Stored data entries:
>>>

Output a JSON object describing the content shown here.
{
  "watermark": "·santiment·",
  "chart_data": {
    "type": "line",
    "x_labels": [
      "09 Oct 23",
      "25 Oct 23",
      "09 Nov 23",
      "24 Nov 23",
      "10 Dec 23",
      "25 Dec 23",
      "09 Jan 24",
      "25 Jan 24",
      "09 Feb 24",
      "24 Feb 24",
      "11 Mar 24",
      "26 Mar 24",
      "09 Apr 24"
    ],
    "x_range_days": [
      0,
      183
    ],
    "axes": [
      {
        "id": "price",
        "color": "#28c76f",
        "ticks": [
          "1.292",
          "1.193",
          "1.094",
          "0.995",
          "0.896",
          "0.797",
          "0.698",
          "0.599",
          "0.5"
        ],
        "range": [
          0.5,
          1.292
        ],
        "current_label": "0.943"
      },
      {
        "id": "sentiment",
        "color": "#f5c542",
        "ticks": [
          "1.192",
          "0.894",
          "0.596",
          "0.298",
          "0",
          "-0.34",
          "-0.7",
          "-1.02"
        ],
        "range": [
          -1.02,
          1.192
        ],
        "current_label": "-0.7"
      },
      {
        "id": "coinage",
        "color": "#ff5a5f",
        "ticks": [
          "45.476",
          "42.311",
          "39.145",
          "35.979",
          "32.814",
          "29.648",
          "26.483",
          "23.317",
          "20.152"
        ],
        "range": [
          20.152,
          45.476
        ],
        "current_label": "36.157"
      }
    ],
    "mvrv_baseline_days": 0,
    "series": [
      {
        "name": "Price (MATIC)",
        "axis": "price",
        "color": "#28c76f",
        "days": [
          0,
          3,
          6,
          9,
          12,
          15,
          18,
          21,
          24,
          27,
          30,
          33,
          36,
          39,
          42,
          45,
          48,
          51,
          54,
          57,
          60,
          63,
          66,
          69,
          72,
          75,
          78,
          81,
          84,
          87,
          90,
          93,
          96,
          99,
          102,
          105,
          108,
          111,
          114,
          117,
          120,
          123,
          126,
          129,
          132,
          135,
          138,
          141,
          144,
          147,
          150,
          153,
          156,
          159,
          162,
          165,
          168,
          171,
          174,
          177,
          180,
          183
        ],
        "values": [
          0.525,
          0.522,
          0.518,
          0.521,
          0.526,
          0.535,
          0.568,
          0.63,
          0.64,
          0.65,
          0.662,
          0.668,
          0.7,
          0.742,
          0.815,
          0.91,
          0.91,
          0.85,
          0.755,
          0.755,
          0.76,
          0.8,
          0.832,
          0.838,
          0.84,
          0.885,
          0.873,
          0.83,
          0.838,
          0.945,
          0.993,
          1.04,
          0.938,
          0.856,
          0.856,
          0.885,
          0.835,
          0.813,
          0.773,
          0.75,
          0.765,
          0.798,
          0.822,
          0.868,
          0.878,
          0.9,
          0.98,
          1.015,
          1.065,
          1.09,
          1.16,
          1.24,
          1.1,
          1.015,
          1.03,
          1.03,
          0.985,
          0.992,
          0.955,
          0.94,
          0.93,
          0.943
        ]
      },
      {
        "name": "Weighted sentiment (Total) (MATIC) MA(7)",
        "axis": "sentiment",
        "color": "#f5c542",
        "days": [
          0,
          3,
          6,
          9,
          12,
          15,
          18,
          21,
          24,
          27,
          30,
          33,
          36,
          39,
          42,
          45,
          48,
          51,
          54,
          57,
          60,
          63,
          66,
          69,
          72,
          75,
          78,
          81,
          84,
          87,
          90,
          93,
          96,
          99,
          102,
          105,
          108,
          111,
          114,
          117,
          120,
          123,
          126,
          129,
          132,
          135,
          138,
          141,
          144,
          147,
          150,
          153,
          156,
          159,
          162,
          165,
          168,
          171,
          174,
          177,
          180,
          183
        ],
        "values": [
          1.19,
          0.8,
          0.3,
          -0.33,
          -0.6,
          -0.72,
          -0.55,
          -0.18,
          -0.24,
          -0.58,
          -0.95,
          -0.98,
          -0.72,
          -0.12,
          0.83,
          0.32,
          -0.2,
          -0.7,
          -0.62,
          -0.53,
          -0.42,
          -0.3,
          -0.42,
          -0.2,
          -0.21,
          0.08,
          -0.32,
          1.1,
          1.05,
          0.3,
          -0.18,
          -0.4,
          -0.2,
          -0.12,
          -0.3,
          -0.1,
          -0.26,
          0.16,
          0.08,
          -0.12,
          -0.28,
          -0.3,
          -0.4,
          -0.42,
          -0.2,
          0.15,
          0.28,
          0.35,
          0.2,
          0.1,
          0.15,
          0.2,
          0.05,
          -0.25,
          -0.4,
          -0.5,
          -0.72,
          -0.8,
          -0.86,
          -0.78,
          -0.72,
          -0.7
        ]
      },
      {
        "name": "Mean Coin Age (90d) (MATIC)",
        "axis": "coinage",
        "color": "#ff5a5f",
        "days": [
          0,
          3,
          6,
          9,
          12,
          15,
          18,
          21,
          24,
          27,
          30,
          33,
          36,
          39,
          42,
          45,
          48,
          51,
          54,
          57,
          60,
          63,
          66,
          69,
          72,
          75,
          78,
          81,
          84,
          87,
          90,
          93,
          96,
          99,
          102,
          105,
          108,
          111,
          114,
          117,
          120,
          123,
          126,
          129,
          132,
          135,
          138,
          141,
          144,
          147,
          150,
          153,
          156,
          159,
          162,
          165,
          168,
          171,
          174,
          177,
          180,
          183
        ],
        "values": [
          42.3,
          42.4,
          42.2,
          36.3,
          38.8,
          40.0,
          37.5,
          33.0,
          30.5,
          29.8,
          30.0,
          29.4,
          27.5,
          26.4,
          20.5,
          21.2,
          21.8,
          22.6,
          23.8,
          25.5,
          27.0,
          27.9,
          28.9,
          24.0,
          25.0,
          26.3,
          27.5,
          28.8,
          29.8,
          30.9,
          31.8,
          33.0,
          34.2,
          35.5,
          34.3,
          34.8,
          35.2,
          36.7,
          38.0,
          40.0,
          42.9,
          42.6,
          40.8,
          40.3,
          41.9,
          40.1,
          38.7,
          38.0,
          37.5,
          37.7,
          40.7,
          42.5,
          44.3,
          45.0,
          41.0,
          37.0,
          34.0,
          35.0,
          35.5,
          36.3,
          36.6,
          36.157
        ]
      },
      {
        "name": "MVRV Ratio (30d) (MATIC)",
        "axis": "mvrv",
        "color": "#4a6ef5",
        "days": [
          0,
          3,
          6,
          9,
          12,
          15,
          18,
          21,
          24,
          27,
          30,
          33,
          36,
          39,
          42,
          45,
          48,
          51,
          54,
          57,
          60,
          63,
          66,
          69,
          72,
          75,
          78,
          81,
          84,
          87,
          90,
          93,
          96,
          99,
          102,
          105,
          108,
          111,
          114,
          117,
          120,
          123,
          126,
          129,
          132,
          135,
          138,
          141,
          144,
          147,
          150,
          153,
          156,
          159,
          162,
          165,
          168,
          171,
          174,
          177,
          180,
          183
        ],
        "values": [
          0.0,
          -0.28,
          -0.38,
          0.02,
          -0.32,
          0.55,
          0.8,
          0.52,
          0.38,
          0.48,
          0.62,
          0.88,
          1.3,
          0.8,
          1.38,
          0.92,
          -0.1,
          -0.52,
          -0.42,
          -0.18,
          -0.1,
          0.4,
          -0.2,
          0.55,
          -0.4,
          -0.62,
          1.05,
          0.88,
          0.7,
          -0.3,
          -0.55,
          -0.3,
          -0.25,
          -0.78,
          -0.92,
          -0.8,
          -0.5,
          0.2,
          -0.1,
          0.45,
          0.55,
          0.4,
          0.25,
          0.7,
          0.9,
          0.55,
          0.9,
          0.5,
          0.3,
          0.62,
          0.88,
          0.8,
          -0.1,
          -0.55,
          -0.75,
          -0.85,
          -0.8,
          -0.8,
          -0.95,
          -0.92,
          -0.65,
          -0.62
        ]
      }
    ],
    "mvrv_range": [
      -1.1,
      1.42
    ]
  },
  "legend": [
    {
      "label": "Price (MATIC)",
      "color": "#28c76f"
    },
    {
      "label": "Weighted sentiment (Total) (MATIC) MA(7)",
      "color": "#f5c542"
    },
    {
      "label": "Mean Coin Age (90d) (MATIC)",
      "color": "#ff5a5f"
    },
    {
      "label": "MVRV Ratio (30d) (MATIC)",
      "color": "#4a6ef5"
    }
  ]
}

<<<

REQUIREMENTS =>
Pick each line holding the word "Weighted" out of the listing.

ANSWER TO THE TASK =>
        "name": "Weighted sentiment (Total) (MATIC) MA(7)",
      "label": "Weighted sentiment (Total) (MATIC) MA(7)",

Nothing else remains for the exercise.